start

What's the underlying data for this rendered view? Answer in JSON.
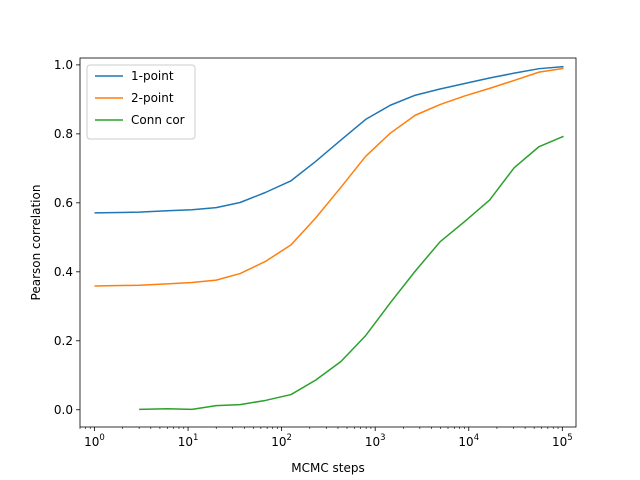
{
  "chart_data": {
    "type": "line",
    "title": "",
    "xlabel": "MCMC steps",
    "ylabel": "Pearson correlation",
    "xscale": "log",
    "xlim": [
      0.7,
      140000
    ],
    "ylim": [
      -0.05,
      1.02
    ],
    "x_ticks": [
      {
        "value": 1,
        "base": "10",
        "exp": "0"
      },
      {
        "value": 10,
        "base": "10",
        "exp": "1"
      },
      {
        "value": 100,
        "base": "10",
        "exp": "2"
      },
      {
        "value": 1000,
        "base": "10",
        "exp": "3"
      },
      {
        "value": 10000,
        "base": "10",
        "exp": "4"
      },
      {
        "value": 100000,
        "base": "10",
        "exp": "5"
      }
    ],
    "y_ticks": [
      {
        "value": 0.0,
        "label": "0.0"
      },
      {
        "value": 0.2,
        "label": "0.2"
      },
      {
        "value": 0.4,
        "label": "0.4"
      },
      {
        "value": 0.6,
        "label": "0.6"
      },
      {
        "value": 0.8,
        "label": "0.8"
      },
      {
        "value": 1.0,
        "label": "1.0"
      }
    ],
    "grid": false,
    "legend_position": "upper-left",
    "series": [
      {
        "name": "1-point",
        "color": "#1f77b4",
        "x": [
          1,
          3,
          6,
          11,
          20,
          36,
          67,
          126,
          231,
          430,
          791,
          1450,
          2680,
          4930,
          9060,
          16700,
          30600,
          56400,
          103000
        ],
        "y": [
          0.571,
          0.573,
          0.577,
          0.58,
          0.586,
          0.601,
          0.63,
          0.664,
          0.72,
          0.782,
          0.842,
          0.883,
          0.912,
          0.93,
          0.946,
          0.962,
          0.976,
          0.989,
          0.995
        ]
      },
      {
        "name": "2-point",
        "color": "#ff7f0e",
        "x": [
          1,
          3,
          6,
          11,
          20,
          36,
          67,
          126,
          231,
          430,
          791,
          1450,
          2680,
          4930,
          9060,
          16700,
          30600,
          56400,
          103000
        ],
        "y": [
          0.359,
          0.361,
          0.365,
          0.369,
          0.376,
          0.395,
          0.43,
          0.478,
          0.556,
          0.645,
          0.735,
          0.802,
          0.854,
          0.885,
          0.91,
          0.932,
          0.955,
          0.979,
          0.99
        ]
      },
      {
        "name": "Conn cor",
        "color": "#2ca02c",
        "x": [
          3,
          6,
          11,
          20,
          36,
          67,
          126,
          231,
          430,
          791,
          1450,
          2680,
          4930,
          9060,
          16700,
          30600,
          56400,
          103000
        ],
        "y": [
          0.001,
          0.003,
          0.001,
          0.012,
          0.015,
          0.027,
          0.044,
          0.086,
          0.14,
          0.215,
          0.31,
          0.402,
          0.487,
          0.546,
          0.608,
          0.702,
          0.763,
          0.793
        ]
      }
    ]
  }
}
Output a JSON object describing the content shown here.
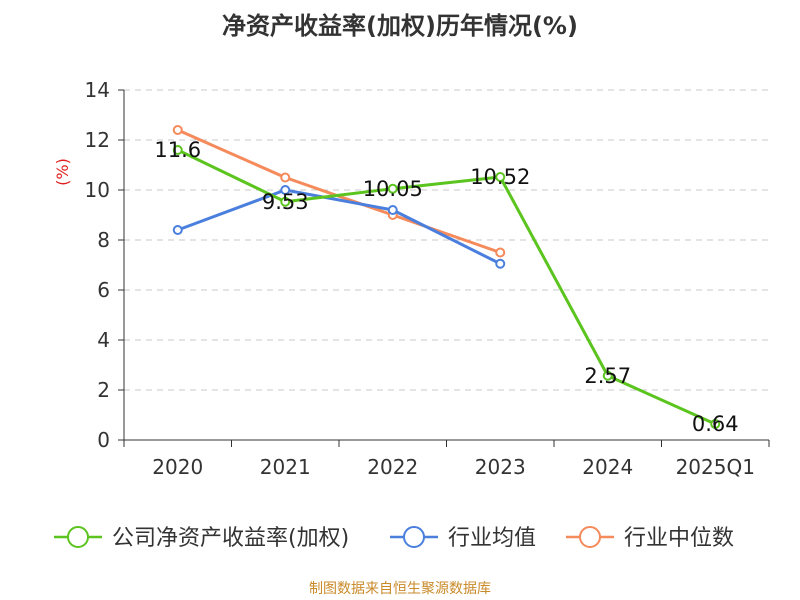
{
  "chart_data": {
    "type": "line",
    "title": "净资产收益率(加权)历年情况(%)",
    "ylabel": "(%)",
    "xlabel": "",
    "categories": [
      "2020",
      "2021",
      "2022",
      "2023",
      "2024",
      "2025Q1"
    ],
    "ylim": [
      0,
      14
    ],
    "yticks": [
      0,
      2,
      4,
      6,
      8,
      10,
      12,
      14
    ],
    "grid": true,
    "legend_position": "bottom",
    "series": [
      {
        "name": "公司净资产收益率(加权)",
        "color": "#5cc41f",
        "values": [
          11.6,
          9.53,
          10.05,
          10.52,
          2.57,
          0.64
        ],
        "labels": [
          "11.6",
          "9.53",
          "10.05",
          "10.52",
          "2.57",
          "0.64"
        ]
      },
      {
        "name": "行业均值",
        "color": "#4a7fdd",
        "values": [
          8.4,
          10.0,
          9.2,
          7.05,
          null,
          null
        ]
      },
      {
        "name": "行业中位数",
        "color": "#f58a5a",
        "values": [
          12.4,
          10.5,
          9.0,
          7.5,
          null,
          null
        ]
      }
    ]
  },
  "ylabel_color": "#e02020",
  "source": "制图数据来自恒生聚源数据库"
}
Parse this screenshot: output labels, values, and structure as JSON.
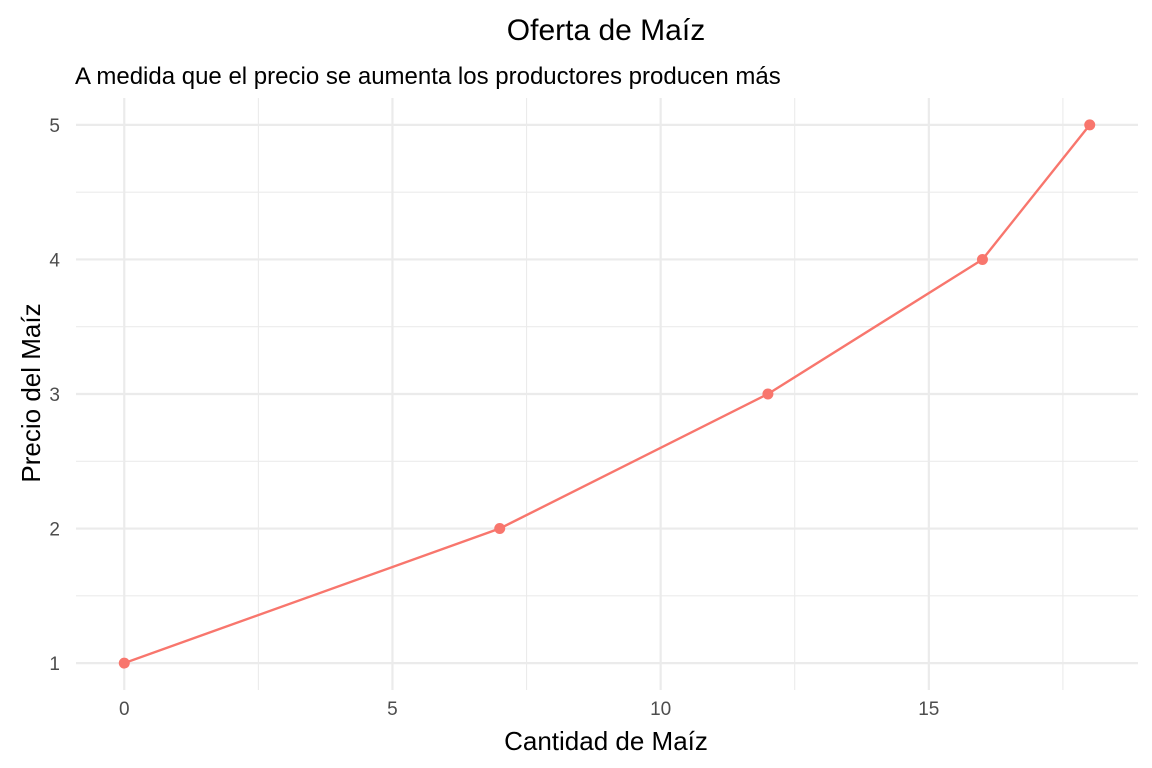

end

> **Brief**:
Make a verbatim copy of all the entries and strip out the pictures.

> **Problem solution**:
What's the underlying data for this rendered view? Answer in JSON.
{
  "chart_data": {
    "type": "line",
    "title": "",
    "xlabel": "MCMC steps",
    "ylabel": "Pearson correlation",
    "xscale": "log",
    "xlim": [
      0.7,
      140000
    ],
    "ylim": [
      -0.05,
      1.02
    ],
    "x_ticks": [
      {
        "value": 1,
        "base": "10",
        "exp": "0"
      },
      {
        "value": 10,
        "base": "10",
        "exp": "1"
      },
      {
        "value": 100,
        "base": "10",
        "exp": "2"
      },
      {
        "value": 1000,
        "base": "10",
        "exp": "3"
      },
      {
        "value": 10000,
        "base": "10",
        "exp": "4"
      },
      {
        "value": 100000,
        "base": "10",
        "exp": "5"
      }
    ],
    "y_ticks": [
      {
        "value": 0.0,
        "label": "0.0"
      },
      {
        "value": 0.2,
        "label": "0.2"
      },
      {
        "value": 0.4,
        "label": "0.4"
      },
      {
        "value": 0.6,
        "label": "0.6"
      },
      {
        "value": 0.8,
        "label": "0.8"
      },
      {
        "value": 1.0,
        "label": "1.0"
      }
    ],
    "grid": false,
    "legend_position": "upper-left",
    "series": [
      {
        "name": "1-point",
        "color": "#1f77b4",
        "x": [
          1,
          3,
          6,
          11,
          20,
          36,
          67,
          126,
          231,
          430,
          791,
          1450,
          2680,
          4930,
          9060,
          16700,
          30600,
          56400,
          103000
        ],
        "y": [
          0.571,
          0.573,
          0.577,
          0.58,
          0.586,
          0.601,
          0.63,
          0.664,
          0.72,
          0.782,
          0.842,
          0.883,
          0.912,
          0.93,
          0.946,
          0.962,
          0.976,
          0.989,
          0.995
        ]
      },
      {
        "name": "2-point",
        "color": "#ff7f0e",
        "x": [
          1,
          3,
          6,
          11,
          20,
          36,
          67,
          126,
          231,
          430,
          791,
          1450,
          2680,
          4930,
          9060,
          16700,
          30600,
          56400,
          103000
        ],
        "y": [
          0.359,
          0.361,
          0.365,
          0.369,
          0.376,
          0.395,
          0.43,
          0.478,
          0.556,
          0.645,
          0.735,
          0.802,
          0.854,
          0.885,
          0.91,
          0.932,
          0.955,
          0.979,
          0.99
        ]
      },
      {
        "name": "Conn cor",
        "color": "#2ca02c",
        "x": [
          3,
          6,
          11,
          20,
          36,
          67,
          126,
          231,
          430,
          791,
          1450,
          2680,
          4930,
          9060,
          16700,
          30600,
          56400,
          103000
        ],
        "y": [
          0.001,
          0.003,
          0.001,
          0.012,
          0.015,
          0.027,
          0.044,
          0.086,
          0.14,
          0.215,
          0.31,
          0.402,
          0.487,
          0.546,
          0.608,
          0.702,
          0.763,
          0.793
        ]
      }
    ]
  }
}
Output a JSON object describing the content shown here.
{
  "chart_data": {
    "type": "line",
    "title": "净资产收益率(加权)历年情况(%)",
    "ylabel": "(%)",
    "xlabel": "",
    "categories": [
      "2020",
      "2021",
      "2022",
      "2023",
      "2024",
      "2025Q1"
    ],
    "ylim": [
      0,
      14
    ],
    "yticks": [
      0,
      2,
      4,
      6,
      8,
      10,
      12,
      14
    ],
    "grid": true,
    "legend_position": "bottom",
    "series": [
      {
        "name": "公司净资产收益率(加权)",
        "color": "#5cc41f",
        "values": [
          11.6,
          9.53,
          10.05,
          10.52,
          2.57,
          0.64
        ],
        "labels": [
          "11.6",
          "9.53",
          "10.05",
          "10.52",
          "2.57",
          "0.64"
        ]
      },
      {
        "name": "行业均值",
        "color": "#4a7fdd",
        "values": [
          8.4,
          10.0,
          9.2,
          7.05,
          null,
          null
        ]
      },
      {
        "name": "行业中位数",
        "color": "#f58a5a",
        "values": [
          12.4,
          10.5,
          9.0,
          7.5,
          null,
          null
        ]
      }
    ]
  },
  "ylabel_color": "#e02020",
  "source": "制图数据来自恒生聚源数据库"
}
Parse this screenshot: output labels, values, and structure as JSON.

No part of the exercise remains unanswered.